Start

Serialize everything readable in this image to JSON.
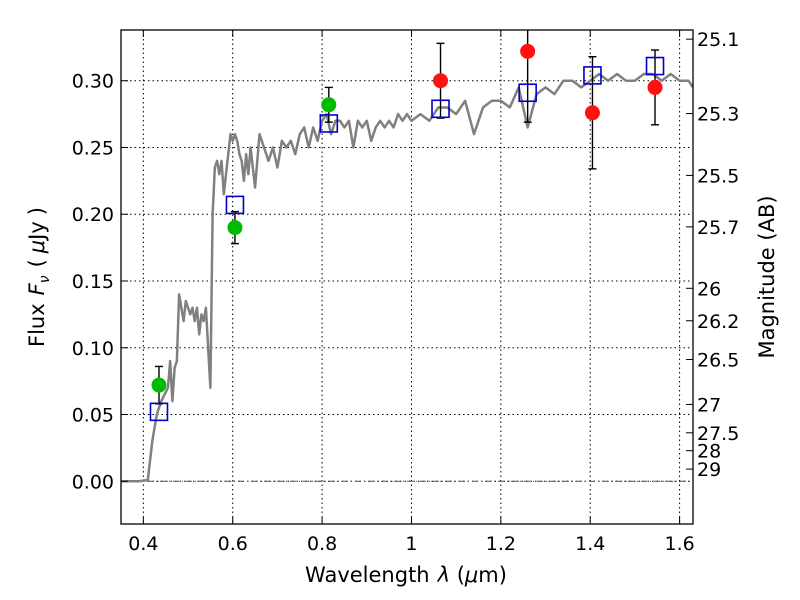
{
  "chart_data": {
    "type": "scatter",
    "title": "",
    "xlabel": "Wavelength",
    "xlabel_symbol": "λ",
    "xlabel_unit_open": " (",
    "xlabel_unit_mu": "μ",
    "xlabel_unit_rest": "m)",
    "ylabel": "Flux",
    "ylabel_symbol": "F",
    "ylabel_sub": "ν",
    "ylabel_unit_open": "(",
    "ylabel_unit_mu": "μ",
    "ylabel_unit_rest": "Jy",
    "ylabel_unit_close": ")",
    "y2label": "Magnitude (AB)",
    "xlim": [
      0.35,
      1.63
    ],
    "ylim": [
      -0.032,
      0.338
    ],
    "grid": true,
    "x_ticks": [
      0.4,
      0.6,
      0.8,
      1.0,
      1.2,
      1.4,
      1.6
    ],
    "x_tick_labels": [
      "0.4",
      "0.6",
      "0.8",
      "1",
      "1.2",
      "1.4",
      "1.6"
    ],
    "y_ticks": [
      0.0,
      0.05,
      0.1,
      0.15,
      0.2,
      0.25,
      0.3
    ],
    "y_tick_labels": [
      "0.00",
      "0.05",
      "0.10",
      "0.15",
      "0.20",
      "0.25",
      "0.30"
    ],
    "mag_ticks": [
      {
        "label": "25.1",
        "mag": 25.1
      },
      {
        "label": "25.3",
        "mag": 25.3
      },
      {
        "label": "25.5",
        "mag": 25.5
      },
      {
        "label": "25.7",
        "mag": 25.7
      },
      {
        "label": "26",
        "mag": 26.0
      },
      {
        "label": "26.2",
        "mag": 26.2
      },
      {
        "label": "26.5",
        "mag": 26.5
      },
      {
        "label": "27",
        "mag": 27.0
      },
      {
        "label": "27.5",
        "mag": 27.5
      },
      {
        "label": "28",
        "mag": 28.0
      },
      {
        "label": "29",
        "mag": 29.0
      }
    ],
    "colors": {
      "model": "#808080",
      "green": "#00bb00",
      "red": "#ff1111",
      "square": "#0000cc",
      "errorbar": "#000000",
      "grid": "#000000"
    },
    "series": [
      {
        "name": "model spectrum",
        "kind": "line",
        "x": [
          0.35,
          0.37,
          0.39,
          0.41,
          0.42,
          0.43,
          0.44,
          0.455,
          0.46,
          0.465,
          0.47,
          0.475,
          0.48,
          0.485,
          0.49,
          0.495,
          0.5,
          0.505,
          0.51,
          0.515,
          0.52,
          0.525,
          0.53,
          0.535,
          0.54,
          0.545,
          0.55,
          0.555,
          0.56,
          0.565,
          0.57,
          0.575,
          0.58,
          0.59,
          0.595,
          0.6,
          0.605,
          0.61,
          0.615,
          0.62,
          0.625,
          0.63,
          0.635,
          0.64,
          0.65,
          0.66,
          0.67,
          0.68,
          0.69,
          0.7,
          0.71,
          0.72,
          0.73,
          0.74,
          0.75,
          0.76,
          0.77,
          0.78,
          0.79,
          0.8,
          0.81,
          0.82,
          0.83,
          0.84,
          0.85,
          0.86,
          0.87,
          0.88,
          0.89,
          0.9,
          0.91,
          0.92,
          0.93,
          0.94,
          0.95,
          0.96,
          0.97,
          0.98,
          0.99,
          1.0,
          1.02,
          1.04,
          1.06,
          1.08,
          1.1,
          1.12,
          1.14,
          1.16,
          1.18,
          1.2,
          1.22,
          1.24,
          1.26,
          1.28,
          1.3,
          1.32,
          1.34,
          1.36,
          1.38,
          1.4,
          1.42,
          1.44,
          1.46,
          1.48,
          1.5,
          1.52,
          1.54,
          1.56,
          1.58,
          1.6,
          1.62,
          1.63
        ],
        "y": [
          0.0,
          0.0,
          0.0,
          0.001,
          0.03,
          0.05,
          0.06,
          0.07,
          0.09,
          0.06,
          0.085,
          0.09,
          0.14,
          0.13,
          0.12,
          0.135,
          0.13,
          0.125,
          0.13,
          0.12,
          0.13,
          0.11,
          0.125,
          0.12,
          0.13,
          0.1,
          0.07,
          0.2,
          0.235,
          0.24,
          0.23,
          0.24,
          0.215,
          0.245,
          0.26,
          0.255,
          0.26,
          0.255,
          0.245,
          0.24,
          0.225,
          0.245,
          0.23,
          0.25,
          0.22,
          0.26,
          0.25,
          0.24,
          0.25,
          0.235,
          0.255,
          0.25,
          0.255,
          0.245,
          0.26,
          0.265,
          0.25,
          0.265,
          0.255,
          0.27,
          0.275,
          0.26,
          0.27,
          0.27,
          0.265,
          0.27,
          0.25,
          0.27,
          0.265,
          0.27,
          0.255,
          0.265,
          0.27,
          0.265,
          0.27,
          0.265,
          0.275,
          0.27,
          0.275,
          0.27,
          0.275,
          0.27,
          0.28,
          0.28,
          0.275,
          0.285,
          0.26,
          0.28,
          0.285,
          0.285,
          0.28,
          0.295,
          0.265,
          0.29,
          0.295,
          0.29,
          0.3,
          0.3,
          0.295,
          0.3,
          0.305,
          0.3,
          0.305,
          0.3,
          0.3,
          0.305,
          0.305,
          0.3,
          0.305,
          0.3,
          0.3,
          0.295
        ]
      },
      {
        "name": "green points",
        "kind": "markers",
        "marker": "circle",
        "points": [
          {
            "x": 0.435,
            "y": 0.072,
            "err": 0.014
          },
          {
            "x": 0.605,
            "y": 0.19,
            "err": 0.012
          },
          {
            "x": 0.815,
            "y": 0.282,
            "err": 0.013
          }
        ]
      },
      {
        "name": "red points",
        "kind": "markers",
        "marker": "circle",
        "points": [
          {
            "x": 1.065,
            "y": 0.3,
            "err": 0.028
          },
          {
            "x": 1.26,
            "y": 0.322,
            "err": 0.053
          },
          {
            "x": 1.405,
            "y": 0.276,
            "err": 0.042
          },
          {
            "x": 1.545,
            "y": 0.295,
            "err": 0.028
          }
        ]
      },
      {
        "name": "model photometry",
        "kind": "markers",
        "marker": "open-square",
        "points": [
          {
            "x": 0.435,
            "y": 0.052
          },
          {
            "x": 0.605,
            "y": 0.207
          },
          {
            "x": 0.815,
            "y": 0.268
          },
          {
            "x": 1.065,
            "y": 0.279
          },
          {
            "x": 1.26,
            "y": 0.291
          },
          {
            "x": 1.405,
            "y": 0.304
          },
          {
            "x": 1.545,
            "y": 0.311
          }
        ]
      }
    ]
  }
}
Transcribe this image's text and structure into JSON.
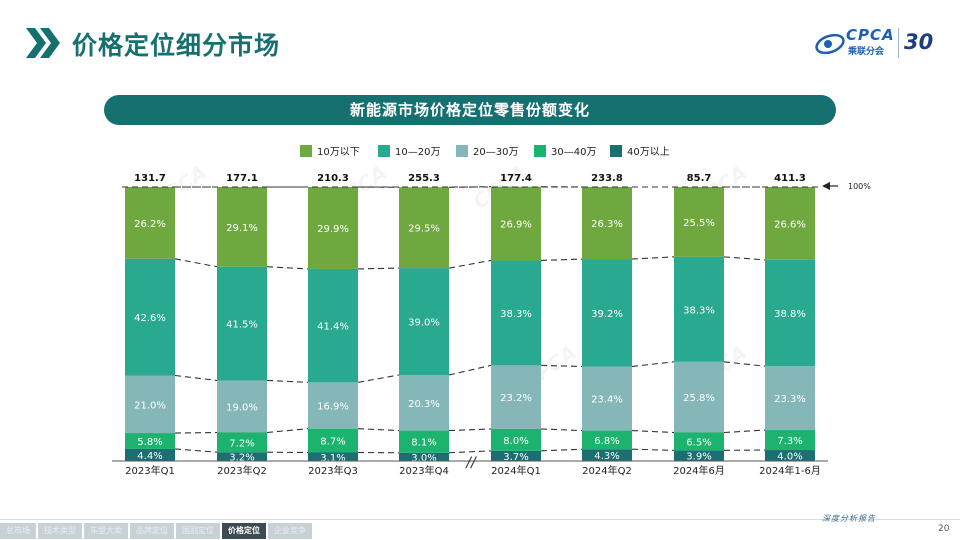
{
  "header": {
    "title": "价格定位细分市场"
  },
  "logo": {
    "brand": "CPCA",
    "subtitle": "乘联分会",
    "anniversary": "30"
  },
  "banner": {
    "title": "新能源市场价格定位零售份额变化"
  },
  "chart_data": {
    "type": "bar",
    "stacked": true,
    "normalized": true,
    "title": "新能源市场价格定位零售份额变化",
    "categories": [
      "2023年Q1",
      "2023年Q2",
      "2023年Q3",
      "2023年Q4",
      "2024年Q1",
      "2024年Q2",
      "2024年6月",
      "2024年1-6月"
    ],
    "totals": [
      "131.7",
      "177.1",
      "210.3",
      "255.3",
      "177.4",
      "233.8",
      "85.7",
      "411.3"
    ],
    "series": [
      {
        "name": "40万以上",
        "color": "#1d6e73",
        "values": [
          4.4,
          3.2,
          3.1,
          3.0,
          3.7,
          4.3,
          3.9,
          4.0
        ]
      },
      {
        "name": "30—40万",
        "color": "#1bb36e",
        "values": [
          5.8,
          7.2,
          8.7,
          8.1,
          8.0,
          6.8,
          6.5,
          7.3
        ]
      },
      {
        "name": "20—30万",
        "color": "#85b6b8",
        "values": [
          21.0,
          19.0,
          16.9,
          20.3,
          23.2,
          23.4,
          25.8,
          23.3
        ]
      },
      {
        "name": "10—20万",
        "color": "#29a98f",
        "values": [
          42.6,
          41.5,
          41.4,
          39.0,
          38.3,
          39.2,
          38.3,
          38.8
        ]
      },
      {
        "name": "10万以下",
        "color": "#6fa83f",
        "values": [
          26.2,
          29.1,
          29.9,
          29.5,
          26.9,
          26.3,
          25.5,
          26.6
        ]
      }
    ],
    "legend_order": [
      "10万以下",
      "10—20万",
      "20—30万",
      "30—40万",
      "40万以上"
    ],
    "legend_position": "top-center",
    "ylim": [
      0,
      100
    ],
    "reference_label": "100%",
    "axis_break_symbol": "//",
    "value_suffix": "%"
  },
  "footer": {
    "tabs": [
      "总市场",
      "技术类型",
      "车型大类",
      "品牌定位",
      "国别定位",
      "价格定位",
      "企业竞争"
    ],
    "active_tab": "价格定位",
    "slogan": "深度分析报告",
    "page_number": "20"
  },
  "colors": {
    "accent": "#16706f",
    "banner": "#16706f"
  }
}
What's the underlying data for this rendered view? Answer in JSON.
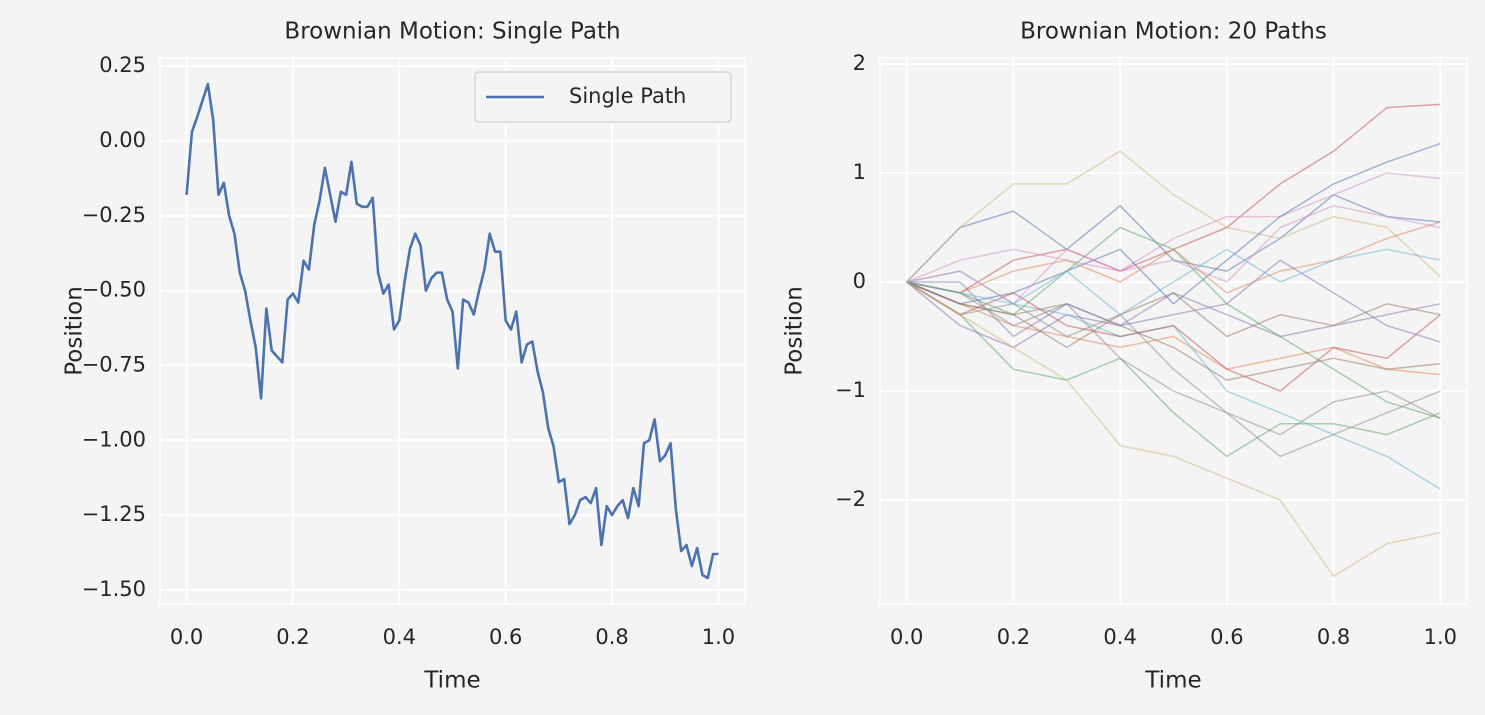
{
  "chart_data": [
    {
      "type": "line",
      "title": "Brownian Motion: Single Path",
      "xlabel": "Time",
      "ylabel": "Position",
      "xlim": [
        -0.05,
        1.05
      ],
      "ylim": [
        -1.547,
        0.277
      ],
      "xticks": [
        {
          "value": 0,
          "label": "0.0"
        },
        0.2,
        0.4,
        0.6,
        0.8,
        {
          "value": 1,
          "label": "1.0"
        }
      ],
      "yticks": [
        {
          "value": -1.5,
          "label": "−1.50"
        },
        {
          "value": -1.25,
          "label": "−1.25"
        },
        {
          "value": -1,
          "label": "−1.00"
        },
        {
          "value": -0.75,
          "label": "−0.75"
        },
        {
          "value": -0.5,
          "label": "−0.50"
        },
        {
          "value": -0.25,
          "label": "−0.25"
        },
        {
          "value": 0,
          "label": "0.00"
        },
        0.25
      ],
      "grid": true,
      "legend": "upper right",
      "x": [
        0,
        0.01,
        0.02,
        0.04,
        0.05,
        0.06,
        0.07,
        0.08,
        0.09,
        0.1,
        0.11,
        0.12,
        0.13,
        0.14,
        0.15,
        0.16,
        0.18,
        0.19,
        0.2,
        0.21,
        0.22,
        0.23,
        0.24,
        0.25,
        0.26,
        0.27,
        0.28,
        0.29,
        0.3,
        0.31,
        0.32,
        0.33,
        0.34,
        0.35,
        0.36,
        0.37,
        0.38,
        0.39,
        0.4,
        0.41,
        0.42,
        0.43,
        0.44,
        0.45,
        0.46,
        0.47,
        0.48,
        0.49,
        0.5,
        0.51,
        0.52,
        0.53,
        0.54,
        0.55,
        0.56,
        0.57,
        0.58,
        0.59,
        0.6,
        0.61,
        0.62,
        0.63,
        0.64,
        0.65,
        0.66,
        0.67,
        0.68,
        0.69,
        0.7,
        0.71,
        0.72,
        0.73,
        0.74,
        0.75,
        0.76,
        0.77,
        0.78,
        0.79,
        0.8,
        0.81,
        0.82,
        0.83,
        0.84,
        0.85,
        0.86,
        0.87,
        0.88,
        0.89,
        0.9,
        0.91,
        0.92,
        0.93,
        0.94,
        0.95,
        0.96,
        0.97,
        0.98,
        0.99,
        1.0
      ],
      "series": [
        {
          "name": "Single Path",
          "color": "#4c72b0",
          "values": [
            -0.18,
            0.03,
            0.08,
            0.19,
            0.07,
            -0.18,
            -0.14,
            -0.25,
            -0.31,
            -0.44,
            -0.5,
            -0.6,
            -0.69,
            -0.86,
            -0.56,
            -0.7,
            -0.74,
            -0.53,
            -0.51,
            -0.54,
            -0.4,
            -0.43,
            -0.28,
            -0.2,
            -0.09,
            -0.18,
            -0.27,
            -0.17,
            -0.18,
            -0.07,
            -0.21,
            -0.22,
            -0.22,
            -0.19,
            -0.44,
            -0.51,
            -0.48,
            -0.63,
            -0.6,
            -0.47,
            -0.36,
            -0.31,
            -0.35,
            -0.5,
            -0.46,
            -0.44,
            -0.44,
            -0.53,
            -0.57,
            -0.76,
            -0.53,
            -0.54,
            -0.58,
            -0.5,
            -0.43,
            -0.31,
            -0.37,
            -0.37,
            -0.6,
            -0.63,
            -0.57,
            -0.74,
            -0.68,
            -0.67,
            -0.77,
            -0.84,
            -0.96,
            -1.02,
            -1.14,
            -1.13,
            -1.28,
            -1.25,
            -1.2,
            -1.19,
            -1.21,
            -1.16,
            -1.35,
            -1.22,
            -1.25,
            -1.22,
            -1.2,
            -1.26,
            -1.16,
            -1.22,
            -1.01,
            -1.0,
            -0.93,
            -1.07,
            -1.05,
            -1.01,
            -1.23,
            -1.37,
            -1.35,
            -1.42,
            -1.36,
            -1.45,
            -1.46,
            -1.38,
            -1.38
          ]
        }
      ]
    },
    {
      "type": "line",
      "title": "Brownian Motion: 20 Paths",
      "xlabel": "Time",
      "ylabel": "Position",
      "xlim": [
        -0.05,
        1.05
      ],
      "ylim": [
        -2.954,
        2.055
      ],
      "xticks": [
        {
          "value": 0,
          "label": "0.0"
        },
        0.2,
        0.4,
        0.6,
        0.8,
        {
          "value": 1,
          "label": "1.0"
        }
      ],
      "yticks": [
        {
          "value": -2,
          "label": "−2"
        },
        {
          "value": -1,
          "label": "−1"
        },
        0,
        1,
        2
      ],
      "grid": true,
      "alpha": 0.5,
      "x": [
        0,
        0.1,
        0.2,
        0.3,
        0.4,
        0.5,
        0.6,
        0.7,
        0.8,
        0.9,
        1.0
      ],
      "series": [
        {
          "color": "#4c72b0",
          "values": [
            0,
            0.5,
            0.65,
            0.3,
            0.7,
            0.2,
            0.1,
            0.4,
            0.8,
            0.6,
            0.55
          ]
        },
        {
          "color": "#dd8452",
          "values": [
            0,
            -0.2,
            -0.4,
            -0.5,
            -0.6,
            -0.5,
            -0.8,
            -0.7,
            -0.6,
            -0.8,
            -0.85
          ]
        },
        {
          "color": "#55a868",
          "values": [
            0,
            -0.3,
            -0.8,
            -0.9,
            -0.7,
            -1.2,
            -1.6,
            -1.3,
            -1.3,
            -1.4,
            -1.2
          ]
        },
        {
          "color": "#c44e52",
          "values": [
            0,
            -0.1,
            0.2,
            0.3,
            0.1,
            0.3,
            0.5,
            0.9,
            1.2,
            1.6,
            1.63
          ]
        },
        {
          "color": "#8172b3",
          "values": [
            0,
            -0.4,
            -0.6,
            -0.3,
            -0.4,
            -0.1,
            -0.3,
            -0.5,
            -0.4,
            -0.3,
            -0.2
          ]
        },
        {
          "color": "#937860",
          "values": [
            0,
            -0.2,
            -0.3,
            -0.2,
            -0.4,
            -0.6,
            -0.9,
            -0.8,
            -0.7,
            -0.8,
            -0.75
          ]
        },
        {
          "color": "#da8bc3",
          "values": [
            0,
            0.2,
            0.3,
            0.2,
            0.1,
            0.4,
            0.6,
            0.6,
            0.8,
            1.0,
            0.95
          ]
        },
        {
          "color": "#8c8c8c",
          "values": [
            0,
            -0.3,
            -0.2,
            -0.5,
            -0.3,
            -0.8,
            -1.2,
            -1.4,
            -1.1,
            -1.0,
            -1.25
          ]
        },
        {
          "color": "#ccb974",
          "values": [
            0,
            0.5,
            0.9,
            0.9,
            1.2,
            0.8,
            0.5,
            0.4,
            0.6,
            0.5,
            0.05
          ]
        },
        {
          "color": "#64b5cd",
          "values": [
            0,
            0.1,
            -0.2,
            -0.3,
            -0.5,
            -0.4,
            -1.0,
            -1.2,
            -1.4,
            -1.6,
            -1.9
          ]
        },
        {
          "color": "#4c72b0",
          "values": [
            0,
            -0.2,
            -0.1,
            0.1,
            0.3,
            -0.2,
            0.2,
            0.6,
            0.9,
            1.1,
            1.27
          ]
        },
        {
          "color": "#dd8452",
          "values": [
            0,
            -0.1,
            0.1,
            0.2,
            0.0,
            0.3,
            -0.1,
            0.1,
            0.2,
            0.4,
            0.55
          ]
        },
        {
          "color": "#55a868",
          "values": [
            0,
            -0.1,
            -0.3,
            0.1,
            0.5,
            0.3,
            -0.2,
            -0.5,
            -0.8,
            -1.1,
            -1.25
          ]
        },
        {
          "color": "#c44e52",
          "values": [
            0,
            -0.3,
            -0.1,
            -0.4,
            -0.5,
            -0.4,
            -0.8,
            -1.0,
            -0.6,
            -0.7,
            -0.3
          ]
        },
        {
          "color": "#8172b3",
          "values": [
            0,
            0.0,
            -0.5,
            -0.2,
            -0.4,
            -0.3,
            -0.2,
            0.2,
            -0.1,
            -0.4,
            -0.55
          ]
        },
        {
          "color": "#937860",
          "values": [
            0,
            -0.2,
            -0.3,
            -0.6,
            -0.3,
            -0.1,
            -0.5,
            -0.3,
            -0.4,
            -0.2,
            -0.3
          ]
        },
        {
          "color": "#da8bc3",
          "values": [
            0,
            0.1,
            -0.2,
            0.3,
            0.1,
            0.2,
            0.0,
            0.5,
            0.7,
            0.6,
            0.5
          ]
        },
        {
          "color": "#8c8c8c",
          "values": [
            0,
            -0.1,
            -0.4,
            -0.2,
            -0.7,
            -1.0,
            -1.2,
            -1.6,
            -1.4,
            -1.2,
            -1.0
          ]
        },
        {
          "color": "#ccb974",
          "values": [
            0,
            -0.3,
            -0.6,
            -0.9,
            -1.5,
            -1.6,
            -1.8,
            -2.0,
            -2.7,
            -2.4,
            -2.3
          ]
        },
        {
          "color": "#64b5cd",
          "values": [
            0,
            -0.1,
            -0.2,
            0.1,
            -0.3,
            0.0,
            0.3,
            0.0,
            0.2,
            0.3,
            0.2
          ]
        }
      ]
    }
  ]
}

End

**GOAL:** Pick out the lines that include the word "grid" and write them out.

**THE SOLUTION:**
    "grid": true,
      "grid": "#000000"
      "grid": true,
      "grid": true,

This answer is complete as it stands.